-- start LISTING --

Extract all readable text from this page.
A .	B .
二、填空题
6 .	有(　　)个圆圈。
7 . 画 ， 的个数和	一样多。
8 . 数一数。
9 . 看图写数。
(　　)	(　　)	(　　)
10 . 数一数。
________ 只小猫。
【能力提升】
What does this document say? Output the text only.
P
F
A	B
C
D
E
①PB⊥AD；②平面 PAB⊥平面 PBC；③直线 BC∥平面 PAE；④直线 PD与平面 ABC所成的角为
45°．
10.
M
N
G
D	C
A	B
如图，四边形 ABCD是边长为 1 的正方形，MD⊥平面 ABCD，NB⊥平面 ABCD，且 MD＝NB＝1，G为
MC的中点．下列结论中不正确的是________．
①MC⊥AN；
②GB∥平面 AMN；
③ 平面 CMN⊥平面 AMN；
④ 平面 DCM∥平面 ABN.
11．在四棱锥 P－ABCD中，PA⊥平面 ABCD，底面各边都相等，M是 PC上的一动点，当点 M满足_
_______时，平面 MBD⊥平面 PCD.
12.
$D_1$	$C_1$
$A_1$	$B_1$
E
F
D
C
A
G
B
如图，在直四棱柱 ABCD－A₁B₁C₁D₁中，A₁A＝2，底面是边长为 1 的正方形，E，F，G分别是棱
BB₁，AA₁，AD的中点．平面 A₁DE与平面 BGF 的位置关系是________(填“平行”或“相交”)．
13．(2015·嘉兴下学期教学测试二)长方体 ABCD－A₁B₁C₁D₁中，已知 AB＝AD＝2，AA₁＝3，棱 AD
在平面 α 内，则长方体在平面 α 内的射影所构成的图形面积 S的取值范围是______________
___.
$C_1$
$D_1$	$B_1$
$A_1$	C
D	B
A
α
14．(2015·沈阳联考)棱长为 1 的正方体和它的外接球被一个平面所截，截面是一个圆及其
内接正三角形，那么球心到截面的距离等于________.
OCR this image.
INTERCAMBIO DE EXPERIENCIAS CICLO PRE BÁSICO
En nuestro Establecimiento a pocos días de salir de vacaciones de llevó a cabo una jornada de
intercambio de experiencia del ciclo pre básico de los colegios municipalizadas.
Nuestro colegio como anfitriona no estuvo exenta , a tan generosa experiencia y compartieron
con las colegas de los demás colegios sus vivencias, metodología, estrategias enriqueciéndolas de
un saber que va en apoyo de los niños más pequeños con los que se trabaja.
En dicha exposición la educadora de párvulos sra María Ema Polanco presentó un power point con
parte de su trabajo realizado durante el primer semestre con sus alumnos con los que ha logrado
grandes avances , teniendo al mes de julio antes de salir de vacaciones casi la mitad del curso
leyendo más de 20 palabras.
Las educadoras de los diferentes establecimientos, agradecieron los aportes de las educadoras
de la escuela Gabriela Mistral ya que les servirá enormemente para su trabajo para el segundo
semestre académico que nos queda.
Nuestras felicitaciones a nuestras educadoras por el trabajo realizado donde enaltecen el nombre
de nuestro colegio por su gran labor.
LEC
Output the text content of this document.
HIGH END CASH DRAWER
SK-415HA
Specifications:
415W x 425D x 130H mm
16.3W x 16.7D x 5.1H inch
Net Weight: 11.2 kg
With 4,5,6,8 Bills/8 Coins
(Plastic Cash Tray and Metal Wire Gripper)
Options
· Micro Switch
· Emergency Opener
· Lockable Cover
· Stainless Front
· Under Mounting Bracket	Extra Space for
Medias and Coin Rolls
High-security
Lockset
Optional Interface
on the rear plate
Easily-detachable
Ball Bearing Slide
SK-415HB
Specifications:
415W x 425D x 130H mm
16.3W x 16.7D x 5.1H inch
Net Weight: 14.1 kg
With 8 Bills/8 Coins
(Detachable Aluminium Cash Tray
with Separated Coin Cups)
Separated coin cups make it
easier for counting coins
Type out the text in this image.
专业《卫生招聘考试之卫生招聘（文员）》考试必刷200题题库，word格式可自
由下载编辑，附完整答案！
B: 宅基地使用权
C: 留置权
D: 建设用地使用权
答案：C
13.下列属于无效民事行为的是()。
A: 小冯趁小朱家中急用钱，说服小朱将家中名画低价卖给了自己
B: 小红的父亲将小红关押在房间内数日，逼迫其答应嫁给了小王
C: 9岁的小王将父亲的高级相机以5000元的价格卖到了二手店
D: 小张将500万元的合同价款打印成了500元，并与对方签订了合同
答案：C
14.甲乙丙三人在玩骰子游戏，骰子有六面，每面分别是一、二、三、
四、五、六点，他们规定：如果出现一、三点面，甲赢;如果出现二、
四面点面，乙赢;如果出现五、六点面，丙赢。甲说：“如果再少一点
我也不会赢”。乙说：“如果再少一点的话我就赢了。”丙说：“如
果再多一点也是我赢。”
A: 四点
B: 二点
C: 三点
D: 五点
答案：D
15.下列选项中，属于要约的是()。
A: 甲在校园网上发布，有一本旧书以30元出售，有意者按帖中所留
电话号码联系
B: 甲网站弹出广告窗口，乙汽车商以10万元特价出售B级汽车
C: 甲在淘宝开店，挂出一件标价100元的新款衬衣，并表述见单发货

-- end LISTING --

**TASK REQUIREMENTS**
All of the entries should be written out again exactly.

**EXERCISE ANSWER**
Extract all readable text from this page.
A .	B .
二、填空题
6 .	有(　　)个圆圈。
7 . 画 ， 的个数和	一样多。
8 . 数一数。
9 . 看图写数。
(　　)	(　　)	(　　)
10 . 数一数。
________ 只小猫。
【能力提升】
What does this document say? Output the text only.
P
F
A	B
C
D
E
①PB⊥AD；②平面 PAB⊥平面 PBC；③直线 BC∥平面 PAE；④直线 PD与平面 ABC所成的角为
45°．
10.
M
N
G
D	C
A	B
如图，四边形 ABCD是边长为 1 的正方形，MD⊥平面 ABCD，NB⊥平面 ABCD，且 MD＝NB＝1，G为
MC的中点．下列结论中不正确的是________．
①MC⊥AN；
②GB∥平面 AMN；
③ 平面 CMN⊥平面 AMN；
④ 平面 DCM∥平面 ABN.
11．在四棱锥 P－ABCD中，PA⊥平面 ABCD，底面各边都相等，M是 PC上的一动点，当点 M满足_
_______时，平面 MBD⊥平面 PCD.
12.
$D_1$	$C_1$
$A_1$	$B_1$
E
F
D
C
A
G
B
如图，在直四棱柱 ABCD－A₁B₁C₁D₁中，A₁A＝2，底面是边长为 1 的正方形，E，F，G分别是棱
BB₁，AA₁，AD的中点．平面 A₁DE与平面 BGF 的位置关系是________(填“平行”或“相交”)．
13．(2015·嘉兴下学期教学测试二)长方体 ABCD－A₁B₁C₁D₁中，已知 AB＝AD＝2，AA₁＝3，棱 AD
在平面 α 内，则长方体在平面 α 内的射影所构成的图形面积 S的取值范围是______________
___.
$C_1$
$D_1$	$B_1$
$A_1$	C
D	B
A
α
14．(2015·沈阳联考)棱长为 1 的正方体和它的外接球被一个平面所截，截面是一个圆及其
内接正三角形，那么球心到截面的距离等于________.
OCR this image.
INTERCAMBIO DE EXPERIENCIAS CICLO PRE BÁSICO
En nuestro Establecimiento a pocos días de salir de vacaciones de llevó a cabo una jornada de
intercambio de experiencia del ciclo pre básico de los colegios municipalizadas.
Nuestro colegio como anfitriona no estuvo exenta , a tan generosa experiencia y compartieron
con las colegas de los demás colegios sus vivencias, metodología, estrategias enriqueciéndolas de
un saber que va en apoyo de los niños más pequeños con los que se trabaja.
En dicha exposición la educadora de párvulos sra María Ema Polanco presentó un power point con
parte de su trabajo realizado durante el primer semestre con sus alumnos con los que ha logrado
grandes avances , teniendo al mes de julio antes de salir de vacaciones casi la mitad del curso
leyendo más de 20 palabras.
Las educadoras de los diferentes establecimientos, agradecieron los aportes de las educadoras
de la escuela Gabriela Mistral ya que les servirá enormemente para su trabajo para el segundo
semestre académico que nos queda.
Nuestras felicitaciones a nuestras educadoras por el trabajo realizado donde enaltecen el nombre
de nuestro colegio por su gran labor.
LEC
Output the text content of this document.
HIGH END CASH DRAWER
SK-415HA
Specifications:
415W x 425D x 130H mm
16.3W x 16.7D x 5.1H inch
Net Weight: 11.2 kg
With 4,5,6,8 Bills/8 Coins
(Plastic Cash Tray and Metal Wire Gripper)
Options
· Micro Switch
· Emergency Opener
· Lockable Cover
· Stainless Front
· Under Mounting Bracket	Extra Space for
Medias and Coin Rolls
High-security
Lockset
Optional Interface
on the rear plate
Easily-detachable
Ball Bearing Slide
SK-415HB
Specifications:
415W x 425D x 130H mm
16.3W x 16.7D x 5.1H inch
Net Weight: 14.1 kg
With 8 Bills/8 Coins
(Detachable Aluminium Cash Tray
with Separated Coin Cups)
Separated coin cups make it
easier for counting coins
Type out the text in this image.
专业《卫生招聘考试之卫生招聘（文员）》考试必刷200题题库，word格式可自
由下载编辑，附完整答案！
B: 宅基地使用权
C: 留置权
D: 建设用地使用权
答案：C
13.下列属于无效民事行为的是()。
A: 小冯趁小朱家中急用钱，说服小朱将家中名画低价卖给了自己
B: 小红的父亲将小红关押在房间内数日，逼迫其答应嫁给了小王
C: 9岁的小王将父亲的高级相机以5000元的价格卖到了二手店
D: 小张将500万元的合同价款打印成了500元，并与对方签订了合同
答案：C
14.甲乙丙三人在玩骰子游戏，骰子有六面，每面分别是一、二、三、
四、五、六点，他们规定：如果出现一、三点面，甲赢;如果出现二、
四面点面，乙赢;如果出现五、六点面，丙赢。甲说：“如果再少一点
我也不会赢”。乙说：“如果再少一点的话我就赢了。”丙说：“如
果再多一点也是我赢。”
A: 四点
B: 二点
C: 三点
D: 五点
答案：D
15.下列选项中，属于要约的是()。
A: 甲在校园网上发布，有一本旧书以30元出售，有意者按帖中所留
电话号码联系
B: 甲网站弹出广告窗口，乙汽车商以10万元特价出售B级汽车
C: 甲在淘宝开店，挂出一件标价100元的新款衬衣，并表述见单发货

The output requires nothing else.